YOUR GOAL: Reproduce the lines of the material exactly, excluding every image.

━━━ AVAILABLE DATA

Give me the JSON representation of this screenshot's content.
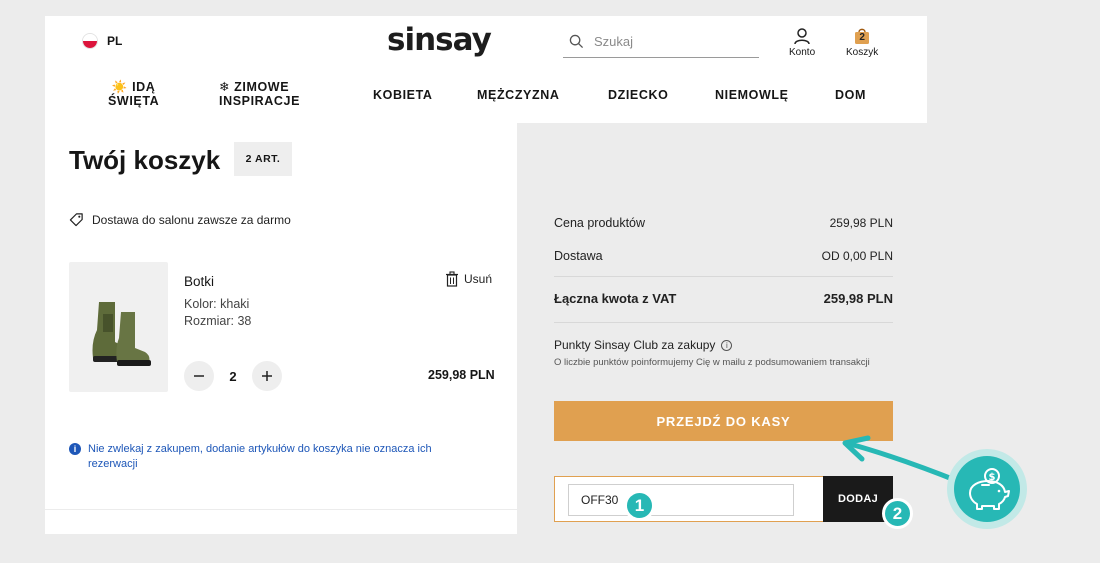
{
  "header": {
    "lang": "PL",
    "logo": "sinsay",
    "search_placeholder": "Szukaj",
    "account_label": "Konto",
    "cart_label": "Koszyk",
    "cart_count": "2"
  },
  "nav": {
    "promo1_line1": "☀️ IDĄ",
    "promo1_line2": "ŚWIĘTA",
    "promo2_line1": "❄ ZIMOWE",
    "promo2_line2": "INSPIRACJE",
    "items": [
      "KOBIETA",
      "MĘŻCZYZNA",
      "DZIECKO",
      "NIEMOWLĘ",
      "DOM"
    ]
  },
  "cart": {
    "title": "Twój koszyk",
    "count_badge": "2 ART.",
    "delivery_note": "Dostawa do salonu zawsze za darmo",
    "product": {
      "name": "Botki",
      "color": "Kolor: khaki",
      "size": "Rozmiar: 38",
      "remove_label": "Usuń",
      "quantity": "2",
      "price": "259,98 PLN"
    },
    "info_note": "Nie zwlekaj z zakupem, dodanie artykułów do koszyka nie oznacza ich rezerwacji"
  },
  "summary": {
    "products_label": "Cena produktów",
    "products_value": "259,98 PLN",
    "shipping_label": "Dostawa",
    "shipping_value": "OD 0,00 PLN",
    "total_label": "Łączna kwota z VAT",
    "total_value": "259,98 PLN",
    "points_label": "Punkty Sinsay Club za zakupy",
    "points_note": "O liczbie punktów poinformujemy Cię w mailu z podsumowaniem transakcji",
    "checkout_label": "PRZEJDŹ DO KASY",
    "promo_code_value": "OFF30",
    "promo_button": "DODAJ"
  },
  "annotations": {
    "step1": "1",
    "step2": "2"
  },
  "colors": {
    "accent_orange": "#e0a050",
    "teal": "#27b8b5",
    "info_blue": "#1e57b8"
  }
}
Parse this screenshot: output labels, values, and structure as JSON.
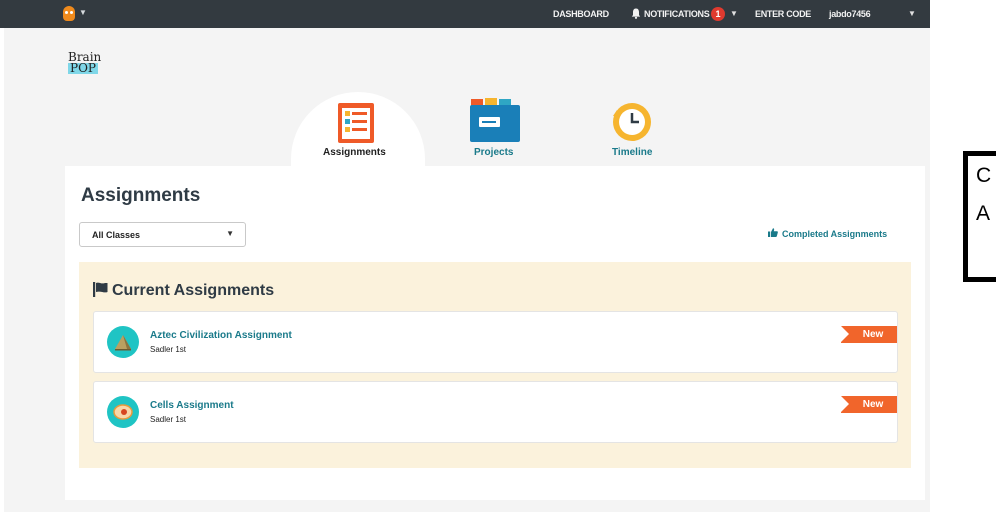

━━━━━━

RESPONSE BELOW:
Give me the JSON representation of this screenshot's content.
{
  "header": {
    "lang": "PL",
    "logo": "sinsay",
    "search_placeholder": "Szukaj",
    "account_label": "Konto",
    "cart_label": "Koszyk",
    "cart_count": "2"
  },
  "nav": {
    "promo1_line1": "☀️ IDĄ",
    "promo1_line2": "ŚWIĘTA",
    "promo2_line1": "❄ ZIMOWE",
    "promo2_line2": "INSPIRACJE",
    "items": [
      "KOBIETA",
      "MĘŻCZYZNA",
      "DZIECKO",
      "NIEMOWLĘ",
      "DOM"
    ]
  },
  "cart": {
    "title": "Twój koszyk",
    "count_badge": "2 ART.",
    "delivery_note": "Dostawa do salonu zawsze za darmo",
    "product": {
      "name": "Botki",
      "color": "Kolor: khaki",
      "size": "Rozmiar: 38",
      "remove_label": "Usuń",
      "quantity": "2",
      "price": "259,98 PLN"
    },
    "info_note": "Nie zwlekaj z zakupem, dodanie artykułów do koszyka nie oznacza ich rezerwacji"
  },
  "summary": {
    "products_label": "Cena produktów",
    "products_value": "259,98 PLN",
    "shipping_label": "Dostawa",
    "shipping_value": "OD 0,00 PLN",
    "total_label": "Łączna kwota z VAT",
    "total_value": "259,98 PLN",
    "points_label": "Punkty Sinsay Club za zakupy",
    "points_note": "O liczbie punktów poinformujemy Cię w mailu z podsumowaniem transakcji",
    "checkout_label": "PRZEJDŹ DO KASY",
    "promo_code_value": "OFF30",
    "promo_button": "DODAJ"
  },
  "annotations": {
    "step1": "1",
    "step2": "2"
  },
  "colors": {
    "accent_orange": "#e0a050",
    "teal": "#27b8b5",
    "info_blue": "#1e57b8"
  }
}
Parse this screenshot: output labels, values, and structure as JSON.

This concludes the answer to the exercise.